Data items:
- - - - -

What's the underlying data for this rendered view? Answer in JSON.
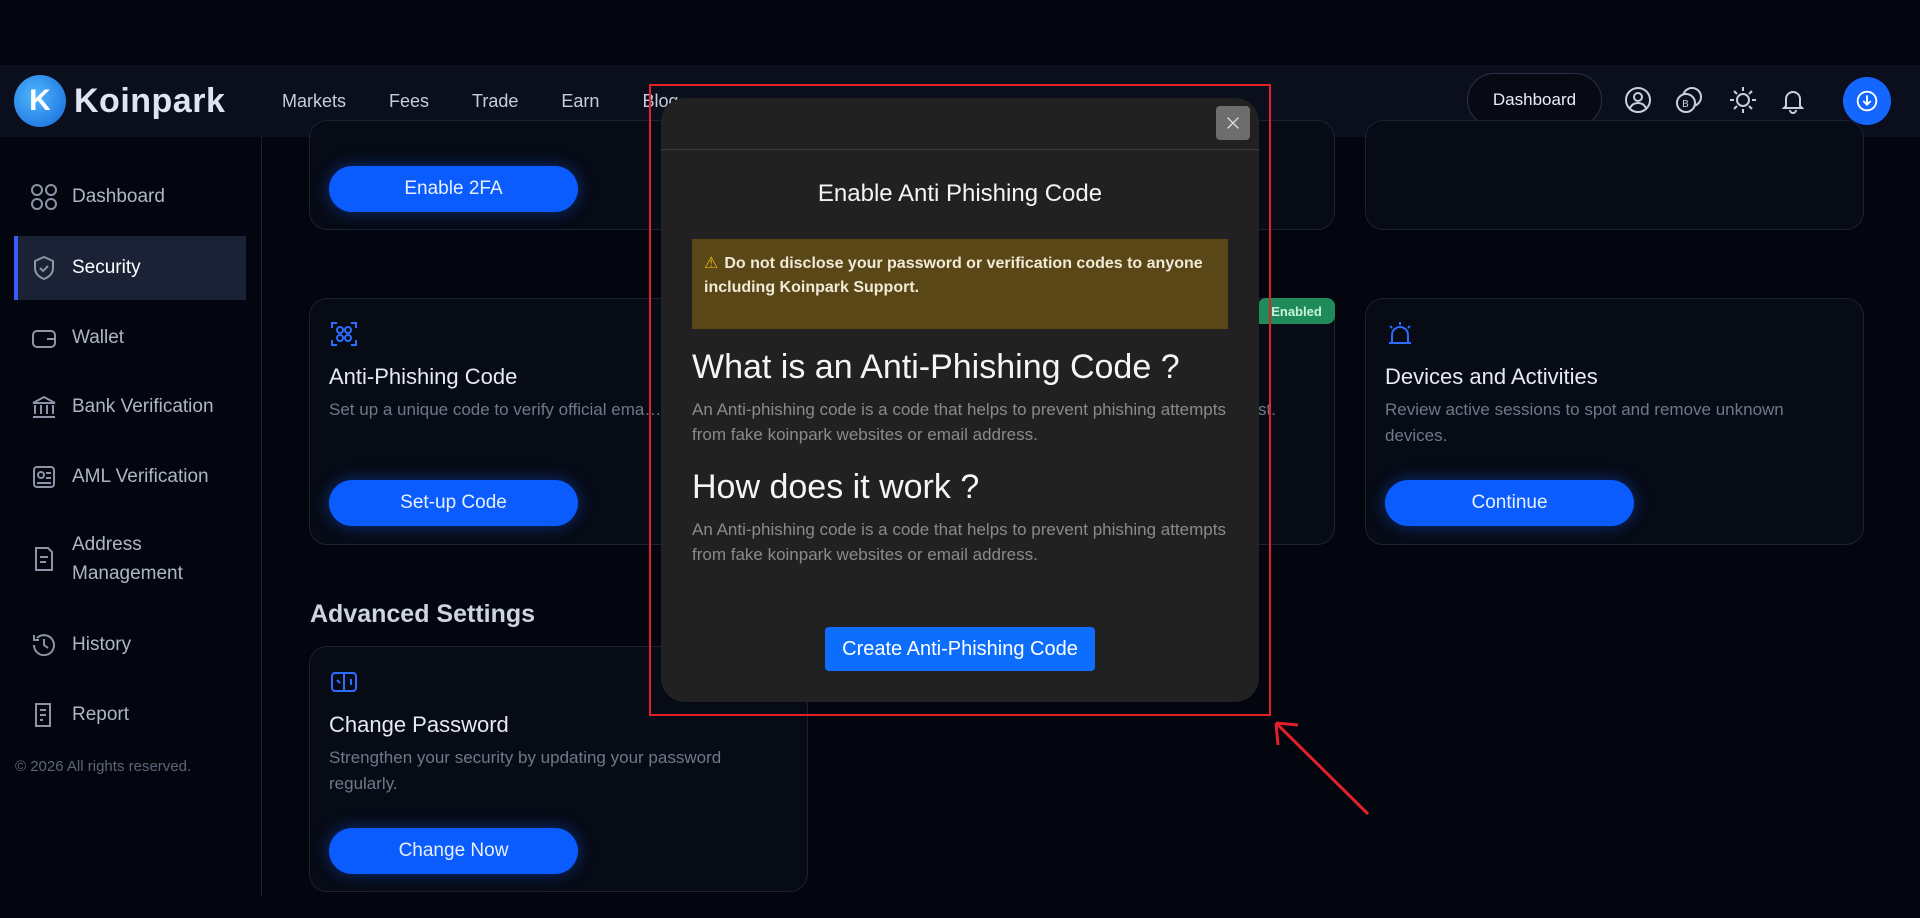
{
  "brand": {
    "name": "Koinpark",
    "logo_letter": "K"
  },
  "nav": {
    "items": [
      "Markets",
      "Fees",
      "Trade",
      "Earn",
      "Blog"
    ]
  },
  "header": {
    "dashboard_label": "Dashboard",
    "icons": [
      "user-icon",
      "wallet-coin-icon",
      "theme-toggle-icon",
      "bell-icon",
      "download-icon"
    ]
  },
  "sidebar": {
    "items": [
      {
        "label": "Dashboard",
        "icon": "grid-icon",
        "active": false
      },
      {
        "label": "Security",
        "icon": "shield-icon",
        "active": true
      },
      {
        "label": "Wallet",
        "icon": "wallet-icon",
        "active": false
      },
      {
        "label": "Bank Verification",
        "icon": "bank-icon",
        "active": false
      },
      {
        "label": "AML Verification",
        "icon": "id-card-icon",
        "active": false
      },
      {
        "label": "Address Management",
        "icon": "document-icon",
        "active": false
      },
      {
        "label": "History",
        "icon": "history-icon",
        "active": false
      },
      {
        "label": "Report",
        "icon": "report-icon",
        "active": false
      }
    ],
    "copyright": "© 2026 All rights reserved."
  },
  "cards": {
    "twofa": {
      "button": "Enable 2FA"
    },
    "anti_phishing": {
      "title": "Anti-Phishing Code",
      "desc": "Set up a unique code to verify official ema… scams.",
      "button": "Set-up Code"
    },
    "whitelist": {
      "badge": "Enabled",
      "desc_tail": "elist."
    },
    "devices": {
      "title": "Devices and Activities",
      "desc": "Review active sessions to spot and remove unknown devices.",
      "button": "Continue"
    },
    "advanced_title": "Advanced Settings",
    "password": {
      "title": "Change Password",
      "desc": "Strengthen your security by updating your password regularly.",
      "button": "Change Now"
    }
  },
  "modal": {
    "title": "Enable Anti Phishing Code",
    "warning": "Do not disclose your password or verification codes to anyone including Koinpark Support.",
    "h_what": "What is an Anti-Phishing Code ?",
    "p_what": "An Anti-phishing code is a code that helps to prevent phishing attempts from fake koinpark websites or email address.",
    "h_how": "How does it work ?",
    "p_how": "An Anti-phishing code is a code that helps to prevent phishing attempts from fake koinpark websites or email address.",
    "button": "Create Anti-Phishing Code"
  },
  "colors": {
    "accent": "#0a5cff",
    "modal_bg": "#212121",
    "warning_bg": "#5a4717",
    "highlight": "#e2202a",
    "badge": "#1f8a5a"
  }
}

- - - - -

Lines of the material that contain the word "fake" are to be gathered.

    "p_what": "An Anti-phishing code is a code that helps to prevent phishing attempts from fake koinpark websites or email address.",
    "p_how": "An Anti-phishing code is a code that helps to prevent phishing attempts from fake koinpark websites or email address.",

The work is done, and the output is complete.